EXERCISE MATERIAL ▸
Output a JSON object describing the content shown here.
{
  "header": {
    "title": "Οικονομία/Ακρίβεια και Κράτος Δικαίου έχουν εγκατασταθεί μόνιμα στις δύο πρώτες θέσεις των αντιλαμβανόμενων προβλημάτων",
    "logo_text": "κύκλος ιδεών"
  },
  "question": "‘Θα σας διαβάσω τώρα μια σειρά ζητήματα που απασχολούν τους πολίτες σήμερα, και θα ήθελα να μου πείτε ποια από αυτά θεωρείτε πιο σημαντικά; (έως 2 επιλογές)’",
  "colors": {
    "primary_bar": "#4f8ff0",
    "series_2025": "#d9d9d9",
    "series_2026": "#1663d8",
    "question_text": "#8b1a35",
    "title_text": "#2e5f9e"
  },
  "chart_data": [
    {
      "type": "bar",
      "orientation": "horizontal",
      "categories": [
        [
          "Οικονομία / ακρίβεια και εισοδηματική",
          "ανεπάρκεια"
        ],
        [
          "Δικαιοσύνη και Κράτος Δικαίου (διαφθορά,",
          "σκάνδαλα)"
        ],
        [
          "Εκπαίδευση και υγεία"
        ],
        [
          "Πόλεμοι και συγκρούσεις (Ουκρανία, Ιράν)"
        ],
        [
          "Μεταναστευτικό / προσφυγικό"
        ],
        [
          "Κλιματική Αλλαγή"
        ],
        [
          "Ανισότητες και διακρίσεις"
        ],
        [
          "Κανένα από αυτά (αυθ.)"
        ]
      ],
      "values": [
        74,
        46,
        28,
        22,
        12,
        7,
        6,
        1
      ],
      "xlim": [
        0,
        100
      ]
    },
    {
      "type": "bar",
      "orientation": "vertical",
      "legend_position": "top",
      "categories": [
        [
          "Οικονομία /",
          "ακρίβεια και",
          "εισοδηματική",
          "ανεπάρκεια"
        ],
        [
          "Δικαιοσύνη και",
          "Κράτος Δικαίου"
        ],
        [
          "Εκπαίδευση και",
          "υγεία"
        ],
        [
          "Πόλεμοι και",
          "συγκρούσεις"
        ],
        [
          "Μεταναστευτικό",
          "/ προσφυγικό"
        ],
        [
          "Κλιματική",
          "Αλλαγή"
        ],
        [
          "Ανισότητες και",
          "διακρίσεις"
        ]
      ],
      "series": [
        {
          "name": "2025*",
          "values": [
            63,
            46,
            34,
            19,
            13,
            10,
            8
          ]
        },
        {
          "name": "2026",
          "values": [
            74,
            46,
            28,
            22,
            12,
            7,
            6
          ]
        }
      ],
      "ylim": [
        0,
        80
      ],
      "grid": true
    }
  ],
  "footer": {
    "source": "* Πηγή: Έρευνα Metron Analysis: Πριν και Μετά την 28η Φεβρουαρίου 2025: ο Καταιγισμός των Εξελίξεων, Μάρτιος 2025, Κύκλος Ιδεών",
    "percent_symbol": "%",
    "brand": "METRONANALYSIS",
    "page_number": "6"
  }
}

TASK TO COMPLETE ▸ Restate the data above word for word, please.

SOLUTION TO THIS TASK ▸
Output a JSON object describing the content shown here.
{
  "header": {
    "title": "Οικονομία/Ακρίβεια και Κράτος Δικαίου έχουν εγκατασταθεί μόνιμα στις δύο πρώτες θέσεις των αντιλαμβανόμενων προβλημάτων",
    "logo_text": "κύκλος ιδεών"
  },
  "question": "‘Θα σας διαβάσω τώρα μια σειρά ζητήματα που απασχολούν τους πολίτες σήμερα, και θα ήθελα να μου πείτε ποια από αυτά θεωρείτε πιο σημαντικά; (έως 2 επιλογές)’",
  "colors": {
    "primary_bar": "#4f8ff0",
    "series_2025": "#d9d9d9",
    "series_2026": "#1663d8",
    "question_text": "#8b1a35",
    "title_text": "#2e5f9e"
  },
  "chart_data": [
    {
      "type": "bar",
      "orientation": "horizontal",
      "categories": [
        [
          "Οικονομία / ακρίβεια και εισοδηματική",
          "ανεπάρκεια"
        ],
        [
          "Δικαιοσύνη και Κράτος Δικαίου (διαφθορά,",
          "σκάνδαλα)"
        ],
        [
          "Εκπαίδευση και υγεία"
        ],
        [
          "Πόλεμοι και συγκρούσεις (Ουκρανία, Ιράν)"
        ],
        [
          "Μεταναστευτικό / προσφυγικό"
        ],
        [
          "Κλιματική Αλλαγή"
        ],
        [
          "Ανισότητες και διακρίσεις"
        ],
        [
          "Κανένα από αυτά (αυθ.)"
        ]
      ],
      "values": [
        74,
        46,
        28,
        22,
        12,
        7,
        6,
        1
      ],
      "xlim": [
        0,
        100
      ]
    },
    {
      "type": "bar",
      "orientation": "vertical",
      "legend_position": "top",
      "categories": [
        [
          "Οικονομία /",
          "ακρίβεια και",
          "εισοδηματική",
          "ανεπάρκεια"
        ],
        [
          "Δικαιοσύνη και",
          "Κράτος Δικαίου"
        ],
        [
          "Εκπαίδευση και",
          "υγεία"
        ],
        [
          "Πόλεμοι και",
          "συγκρούσεις"
        ],
        [
          "Μεταναστευτικό",
          "/ προσφυγικό"
        ],
        [
          "Κλιματική",
          "Αλλαγή"
        ],
        [
          "Ανισότητες και",
          "διακρίσεις"
        ]
      ],
      "series": [
        {
          "name": "2025*",
          "values": [
            63,
            46,
            34,
            19,
            13,
            10,
            8
          ]
        },
        {
          "name": "2026",
          "values": [
            74,
            46,
            28,
            22,
            12,
            7,
            6
          ]
        }
      ],
      "ylim": [
        0,
        80
      ],
      "grid": true
    }
  ],
  "footer": {
    "source": "* Πηγή: Έρευνα Metron Analysis: Πριν και Μετά την 28η Φεβρουαρίου 2025: ο Καταιγισμός των Εξελίξεων, Μάρτιος 2025, Κύκλος Ιδεών",
    "percent_symbol": "%",
    "brand": "METRONANALYSIS",
    "page_number": "6"
  }
}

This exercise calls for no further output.